* begin *
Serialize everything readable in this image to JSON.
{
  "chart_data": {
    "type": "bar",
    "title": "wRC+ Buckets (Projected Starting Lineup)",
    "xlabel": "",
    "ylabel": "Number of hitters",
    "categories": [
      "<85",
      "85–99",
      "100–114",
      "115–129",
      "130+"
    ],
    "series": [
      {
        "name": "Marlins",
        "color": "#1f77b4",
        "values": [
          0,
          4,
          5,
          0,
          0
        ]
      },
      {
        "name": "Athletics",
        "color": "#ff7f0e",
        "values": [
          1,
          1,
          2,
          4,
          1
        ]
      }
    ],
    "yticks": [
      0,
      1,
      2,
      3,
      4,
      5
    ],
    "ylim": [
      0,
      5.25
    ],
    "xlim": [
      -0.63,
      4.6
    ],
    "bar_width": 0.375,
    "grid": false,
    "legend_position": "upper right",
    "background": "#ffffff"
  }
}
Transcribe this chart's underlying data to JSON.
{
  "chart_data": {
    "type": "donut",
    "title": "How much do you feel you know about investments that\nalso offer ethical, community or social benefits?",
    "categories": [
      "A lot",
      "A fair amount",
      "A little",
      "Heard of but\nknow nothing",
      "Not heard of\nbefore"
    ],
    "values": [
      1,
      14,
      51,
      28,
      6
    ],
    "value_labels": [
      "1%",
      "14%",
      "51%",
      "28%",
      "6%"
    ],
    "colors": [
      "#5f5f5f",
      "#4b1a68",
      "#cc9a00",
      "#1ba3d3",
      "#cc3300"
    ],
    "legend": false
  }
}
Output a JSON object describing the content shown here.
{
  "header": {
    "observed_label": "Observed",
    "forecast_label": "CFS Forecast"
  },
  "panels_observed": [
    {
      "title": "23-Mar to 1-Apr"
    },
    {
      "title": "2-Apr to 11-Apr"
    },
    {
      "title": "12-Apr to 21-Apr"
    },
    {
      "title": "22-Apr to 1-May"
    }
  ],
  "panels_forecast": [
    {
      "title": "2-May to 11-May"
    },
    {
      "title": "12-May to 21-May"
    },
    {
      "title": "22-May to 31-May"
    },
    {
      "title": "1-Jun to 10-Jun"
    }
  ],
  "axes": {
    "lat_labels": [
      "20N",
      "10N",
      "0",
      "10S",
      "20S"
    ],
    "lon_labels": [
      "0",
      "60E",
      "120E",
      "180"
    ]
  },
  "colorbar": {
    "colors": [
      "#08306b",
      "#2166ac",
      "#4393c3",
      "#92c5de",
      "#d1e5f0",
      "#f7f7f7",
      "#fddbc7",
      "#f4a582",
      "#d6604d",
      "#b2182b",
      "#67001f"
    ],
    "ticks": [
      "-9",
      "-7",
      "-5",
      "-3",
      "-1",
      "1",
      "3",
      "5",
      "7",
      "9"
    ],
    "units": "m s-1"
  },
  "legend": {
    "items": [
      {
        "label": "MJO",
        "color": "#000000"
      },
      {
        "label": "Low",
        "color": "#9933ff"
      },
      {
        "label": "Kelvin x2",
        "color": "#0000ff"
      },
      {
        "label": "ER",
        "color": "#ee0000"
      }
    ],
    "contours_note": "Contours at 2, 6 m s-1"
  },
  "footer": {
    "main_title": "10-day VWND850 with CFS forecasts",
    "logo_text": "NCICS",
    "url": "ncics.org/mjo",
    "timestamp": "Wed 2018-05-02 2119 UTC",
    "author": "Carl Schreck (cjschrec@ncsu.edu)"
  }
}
* end *
→ Requirements:
Quote all of the entries verbatim.

→ Answer to this problem:
Serialize everything readable in this image to JSON.
{
  "chart_data": {
    "type": "bar",
    "title": "wRC+ Buckets (Projected Starting Lineup)",
    "xlabel": "",
    "ylabel": "Number of hitters",
    "categories": [
      "<85",
      "85–99",
      "100–114",
      "115–129",
      "130+"
    ],
    "series": [
      {
        "name": "Marlins",
        "color": "#1f77b4",
        "values": [
          0,
          4,
          5,
          0,
          0
        ]
      },
      {
        "name": "Athletics",
        "color": "#ff7f0e",
        "values": [
          1,
          1,
          2,
          4,
          1
        ]
      }
    ],
    "yticks": [
      0,
      1,
      2,
      3,
      4,
      5
    ],
    "ylim": [
      0,
      5.25
    ],
    "xlim": [
      -0.63,
      4.6
    ],
    "bar_width": 0.375,
    "grid": false,
    "legend_position": "upper right",
    "background": "#ffffff"
  }
}
Transcribe this chart's underlying data to JSON.
{
  "chart_data": {
    "type": "donut",
    "title": "How much do you feel you know about investments that\nalso offer ethical, community or social benefits?",
    "categories": [
      "A lot",
      "A fair amount",
      "A little",
      "Heard of but\nknow nothing",
      "Not heard of\nbefore"
    ],
    "values": [
      1,
      14,
      51,
      28,
      6
    ],
    "value_labels": [
      "1%",
      "14%",
      "51%",
      "28%",
      "6%"
    ],
    "colors": [
      "#5f5f5f",
      "#4b1a68",
      "#cc9a00",
      "#1ba3d3",
      "#cc3300"
    ],
    "legend": false
  }
}
Output a JSON object describing the content shown here.
{
  "header": {
    "observed_label": "Observed",
    "forecast_label": "CFS Forecast"
  },
  "panels_observed": [
    {
      "title": "23-Mar to 1-Apr"
    },
    {
      "title": "2-Apr to 11-Apr"
    },
    {
      "title": "12-Apr to 21-Apr"
    },
    {
      "title": "22-Apr to 1-May"
    }
  ],
  "panels_forecast": [
    {
      "title": "2-May to 11-May"
    },
    {
      "title": "12-May to 21-May"
    },
    {
      "title": "22-May to 31-May"
    },
    {
      "title": "1-Jun to 10-Jun"
    }
  ],
  "axes": {
    "lat_labels": [
      "20N",
      "10N",
      "0",
      "10S",
      "20S"
    ],
    "lon_labels": [
      "0",
      "60E",
      "120E",
      "180"
    ]
  },
  "colorbar": {
    "colors": [
      "#08306b",
      "#2166ac",
      "#4393c3",
      "#92c5de",
      "#d1e5f0",
      "#f7f7f7",
      "#fddbc7",
      "#f4a582",
      "#d6604d",
      "#b2182b",
      "#67001f"
    ],
    "ticks": [
      "-9",
      "-7",
      "-5",
      "-3",
      "-1",
      "1",
      "3",
      "5",
      "7",
      "9"
    ],
    "units": "m s-1"
  },
  "legend": {
    "items": [
      {
        "label": "MJO",
        "color": "#000000"
      },
      {
        "label": "Low",
        "color": "#9933ff"
      },
      {
        "label": "Kelvin x2",
        "color": "#0000ff"
      },
      {
        "label": "ER",
        "color": "#ee0000"
      }
    ],
    "contours_note": "Contours at 2, 6 m s-1"
  },
  "footer": {
    "main_title": "10-day VWND850 with CFS forecasts",
    "logo_text": "NCICS",
    "url": "ncics.org/mjo",
    "timestamp": "Wed 2018-05-02 2119 UTC",
    "author": "Carl Schreck (cjschrec@ncsu.edu)"
  }
}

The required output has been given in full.